◆ What the task requires ◆
Reproduce the listing exactly, with no pictures in your copy.

◆ Extracted material ◆
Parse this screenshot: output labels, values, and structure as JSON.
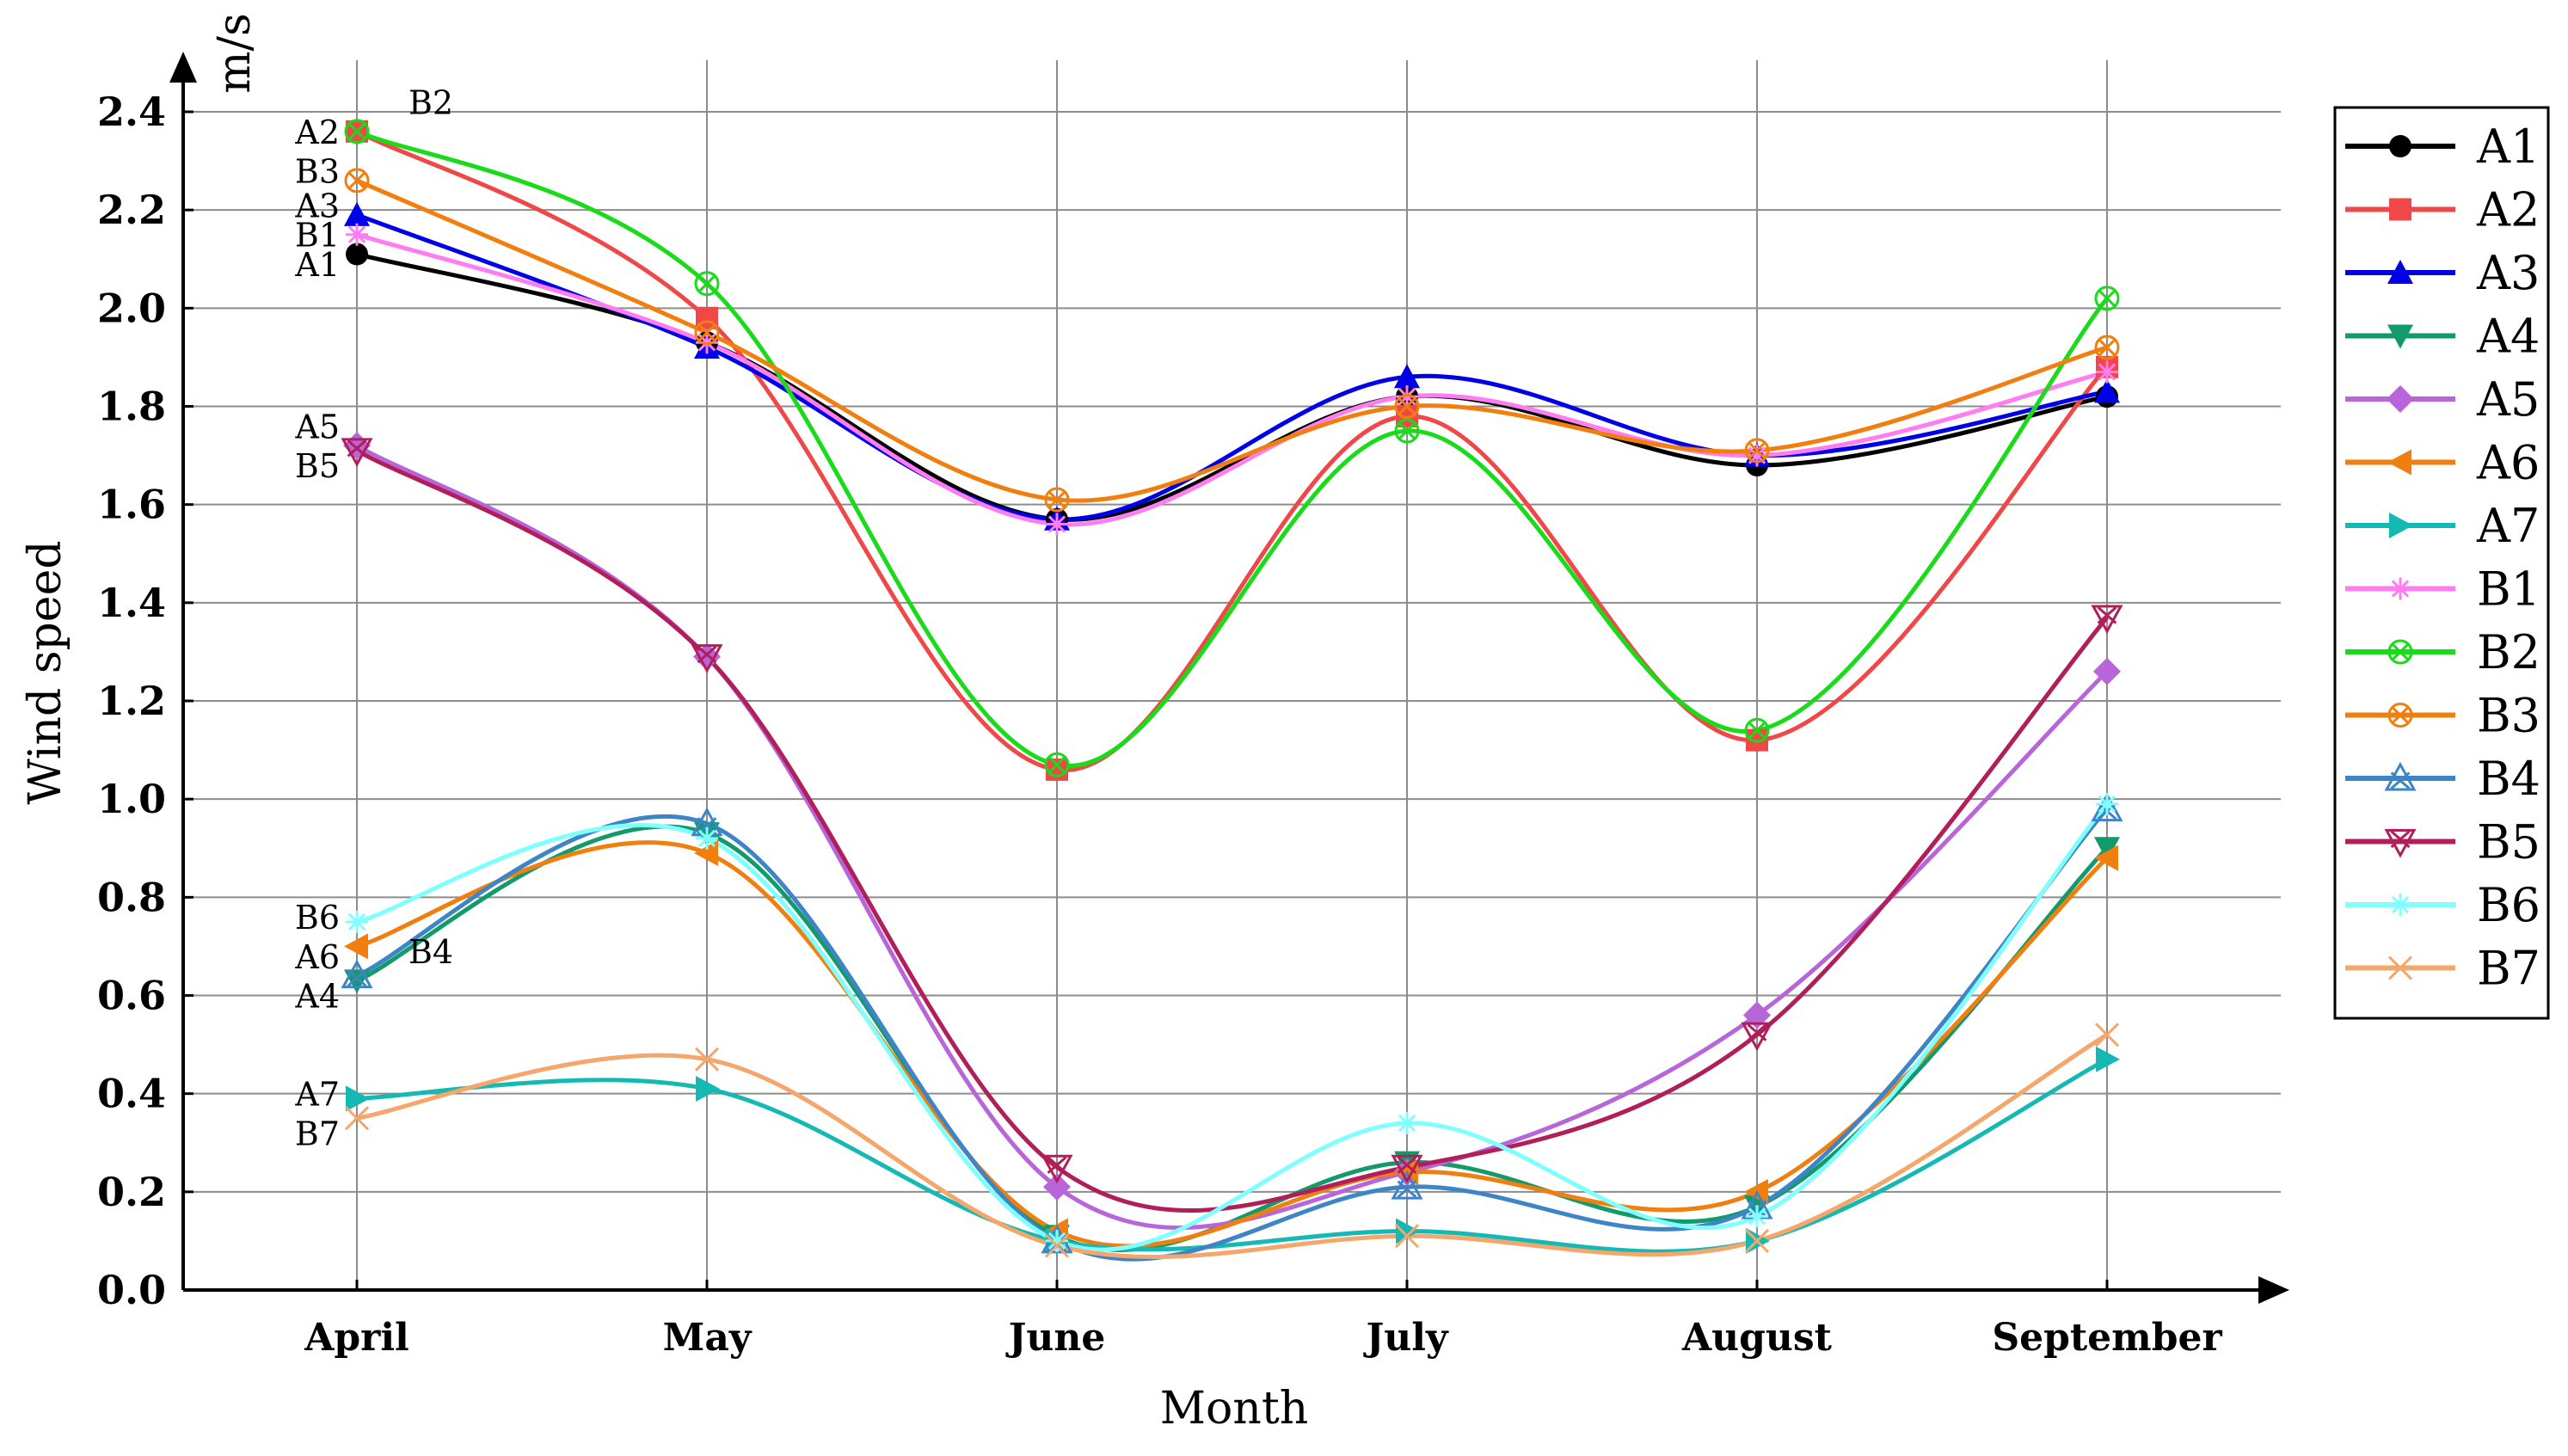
{
  "chart_data": {
    "type": "line",
    "title": "",
    "xlabel": "Month",
    "ylabel": "Wind speed",
    "yunit": "m/s",
    "categories": [
      "April",
      "May",
      "June",
      "July",
      "August",
      "September"
    ],
    "ylim": [
      0,
      2.4
    ],
    "yticks": [
      "0.0",
      "0.2",
      "0.4",
      "0.6",
      "0.8",
      "1.0",
      "1.2",
      "1.4",
      "1.6",
      "1.8",
      "2.0",
      "2.2",
      "2.4"
    ],
    "grid": true,
    "legend_position": "right",
    "series": [
      {
        "name": "A1",
        "color": "#000000",
        "marker": "circle",
        "values": [
          2.11,
          1.93,
          1.57,
          1.82,
          1.68,
          1.82
        ]
      },
      {
        "name": "A2",
        "color": "#f04848",
        "marker": "square",
        "values": [
          2.36,
          1.98,
          1.06,
          1.78,
          1.12,
          1.88
        ]
      },
      {
        "name": "A3",
        "color": "#0000e6",
        "marker": "triangle-up",
        "values": [
          2.19,
          1.92,
          1.57,
          1.86,
          1.7,
          1.83
        ]
      },
      {
        "name": "A4",
        "color": "#129a6a",
        "marker": "triangle-down",
        "values": [
          0.63,
          0.93,
          0.11,
          0.26,
          0.17,
          0.9
        ]
      },
      {
        "name": "A5",
        "color": "#b865d9",
        "marker": "diamond",
        "values": [
          1.72,
          1.29,
          0.21,
          0.24,
          0.56,
          1.26
        ]
      },
      {
        "name": "A6",
        "color": "#f07f10",
        "marker": "triangle-left",
        "values": [
          0.7,
          0.89,
          0.12,
          0.24,
          0.2,
          0.88
        ]
      },
      {
        "name": "A7",
        "color": "#15b9b4",
        "marker": "triangle-right",
        "values": [
          0.39,
          0.41,
          0.1,
          0.12,
          0.1,
          0.47
        ]
      },
      {
        "name": "B1",
        "color": "#ff7df0",
        "marker": "star",
        "values": [
          2.15,
          1.93,
          1.56,
          1.82,
          1.7,
          1.87
        ]
      },
      {
        "name": "B2",
        "color": "#1adb1a",
        "marker": "circle-x",
        "values": [
          2.36,
          2.05,
          1.07,
          1.75,
          1.14,
          2.02
        ]
      },
      {
        "name": "B3",
        "color": "#f07f10",
        "marker": "circle-x",
        "values": [
          2.26,
          1.95,
          1.61,
          1.8,
          1.71,
          1.92
        ]
      },
      {
        "name": "B4",
        "color": "#3d85c6",
        "marker": "triangle-x",
        "values": [
          0.64,
          0.95,
          0.1,
          0.21,
          0.17,
          0.98
        ]
      },
      {
        "name": "B5",
        "color": "#b01f5a",
        "marker": "triangle-down-x",
        "values": [
          1.71,
          1.29,
          0.25,
          0.25,
          0.52,
          1.37
        ]
      },
      {
        "name": "B6",
        "color": "#7fffff",
        "marker": "asterisk",
        "values": [
          0.75,
          0.92,
          0.1,
          0.34,
          0.15,
          0.99
        ]
      },
      {
        "name": "B7",
        "color": "#f5a66a",
        "marker": "x",
        "values": [
          0.35,
          0.47,
          0.09,
          0.11,
          0.1,
          0.52
        ]
      }
    ],
    "annotations": [
      {
        "text": "B2",
        "month": "April",
        "value": 2.42,
        "side": "right"
      },
      {
        "text": "A2",
        "month": "April",
        "value": 2.36,
        "side": "left"
      },
      {
        "text": "B3",
        "month": "April",
        "value": 2.28,
        "side": "left"
      },
      {
        "text": "A3",
        "month": "April",
        "value": 2.21,
        "side": "left"
      },
      {
        "text": "B1",
        "month": "April",
        "value": 2.15,
        "side": "left"
      },
      {
        "text": "A1",
        "month": "April",
        "value": 2.09,
        "side": "left"
      },
      {
        "text": "A5",
        "month": "April",
        "value": 1.76,
        "side": "left"
      },
      {
        "text": "B5",
        "month": "April",
        "value": 1.68,
        "side": "left"
      },
      {
        "text": "B6",
        "month": "April",
        "value": 0.76,
        "side": "left"
      },
      {
        "text": "A6",
        "month": "April",
        "value": 0.68,
        "side": "left"
      },
      {
        "text": "B4",
        "month": "April",
        "value": 0.69,
        "side": "right"
      },
      {
        "text": "A4",
        "month": "April",
        "value": 0.6,
        "side": "left"
      },
      {
        "text": "A7",
        "month": "April",
        "value": 0.4,
        "side": "left"
      },
      {
        "text": "B7",
        "month": "April",
        "value": 0.32,
        "side": "left"
      }
    ]
  }
}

◆ Written response ◆
Parse this screenshot: output labels, values, and structure as JSON.
{
  "chart_data": {
    "type": "line",
    "title": "",
    "xlabel": "Month",
    "ylabel": "Wind speed",
    "yunit": "m/s",
    "categories": [
      "April",
      "May",
      "June",
      "July",
      "August",
      "September"
    ],
    "ylim": [
      0,
      2.4
    ],
    "yticks": [
      "0.0",
      "0.2",
      "0.4",
      "0.6",
      "0.8",
      "1.0",
      "1.2",
      "1.4",
      "1.6",
      "1.8",
      "2.0",
      "2.2",
      "2.4"
    ],
    "grid": true,
    "legend_position": "right",
    "series": [
      {
        "name": "A1",
        "color": "#000000",
        "marker": "circle",
        "values": [
          2.11,
          1.93,
          1.57,
          1.82,
          1.68,
          1.82
        ]
      },
      {
        "name": "A2",
        "color": "#f04848",
        "marker": "square",
        "values": [
          2.36,
          1.98,
          1.06,
          1.78,
          1.12,
          1.88
        ]
      },
      {
        "name": "A3",
        "color": "#0000e6",
        "marker": "triangle-up",
        "values": [
          2.19,
          1.92,
          1.57,
          1.86,
          1.7,
          1.83
        ]
      },
      {
        "name": "A4",
        "color": "#129a6a",
        "marker": "triangle-down",
        "values": [
          0.63,
          0.93,
          0.11,
          0.26,
          0.17,
          0.9
        ]
      },
      {
        "name": "A5",
        "color": "#b865d9",
        "marker": "diamond",
        "values": [
          1.72,
          1.29,
          0.21,
          0.24,
          0.56,
          1.26
        ]
      },
      {
        "name": "A6",
        "color": "#f07f10",
        "marker": "triangle-left",
        "values": [
          0.7,
          0.89,
          0.12,
          0.24,
          0.2,
          0.88
        ]
      },
      {
        "name": "A7",
        "color": "#15b9b4",
        "marker": "triangle-right",
        "values": [
          0.39,
          0.41,
          0.1,
          0.12,
          0.1,
          0.47
        ]
      },
      {
        "name": "B1",
        "color": "#ff7df0",
        "marker": "star",
        "values": [
          2.15,
          1.93,
          1.56,
          1.82,
          1.7,
          1.87
        ]
      },
      {
        "name": "B2",
        "color": "#1adb1a",
        "marker": "circle-x",
        "values": [
          2.36,
          2.05,
          1.07,
          1.75,
          1.14,
          2.02
        ]
      },
      {
        "name": "B3",
        "color": "#f07f10",
        "marker": "circle-x",
        "values": [
          2.26,
          1.95,
          1.61,
          1.8,
          1.71,
          1.92
        ]
      },
      {
        "name": "B4",
        "color": "#3d85c6",
        "marker": "triangle-x",
        "values": [
          0.64,
          0.95,
          0.1,
          0.21,
          0.17,
          0.98
        ]
      },
      {
        "name": "B5",
        "color": "#b01f5a",
        "marker": "triangle-down-x",
        "values": [
          1.71,
          1.29,
          0.25,
          0.25,
          0.52,
          1.37
        ]
      },
      {
        "name": "B6",
        "color": "#7fffff",
        "marker": "asterisk",
        "values": [
          0.75,
          0.92,
          0.1,
          0.34,
          0.15,
          0.99
        ]
      },
      {
        "name": "B7",
        "color": "#f5a66a",
        "marker": "x",
        "values": [
          0.35,
          0.47,
          0.09,
          0.11,
          0.1,
          0.52
        ]
      }
    ],
    "annotations": [
      {
        "text": "B2",
        "month": "April",
        "value": 2.42,
        "side": "right"
      },
      {
        "text": "A2",
        "month": "April",
        "value": 2.36,
        "side": "left"
      },
      {
        "text": "B3",
        "month": "April",
        "value": 2.28,
        "side": "left"
      },
      {
        "text": "A3",
        "month": "April",
        "value": 2.21,
        "side": "left"
      },
      {
        "text": "B1",
        "month": "April",
        "value": 2.15,
        "side": "left"
      },
      {
        "text": "A1",
        "month": "April",
        "value": 2.09,
        "side": "left"
      },
      {
        "text": "A5",
        "month": "April",
        "value": 1.76,
        "side": "left"
      },
      {
        "text": "B5",
        "month": "April",
        "value": 1.68,
        "side": "left"
      },
      {
        "text": "B6",
        "month": "April",
        "value": 0.76,
        "side": "left"
      },
      {
        "text": "A6",
        "month": "April",
        "value": 0.68,
        "side": "left"
      },
      {
        "text": "B4",
        "month": "April",
        "value": 0.69,
        "side": "right"
      },
      {
        "text": "A4",
        "month": "April",
        "value": 0.6,
        "side": "left"
      },
      {
        "text": "A7",
        "month": "April",
        "value": 0.4,
        "side": "left"
      },
      {
        "text": "B7",
        "month": "April",
        "value": 0.32,
        "side": "left"
      }
    ]
  }
}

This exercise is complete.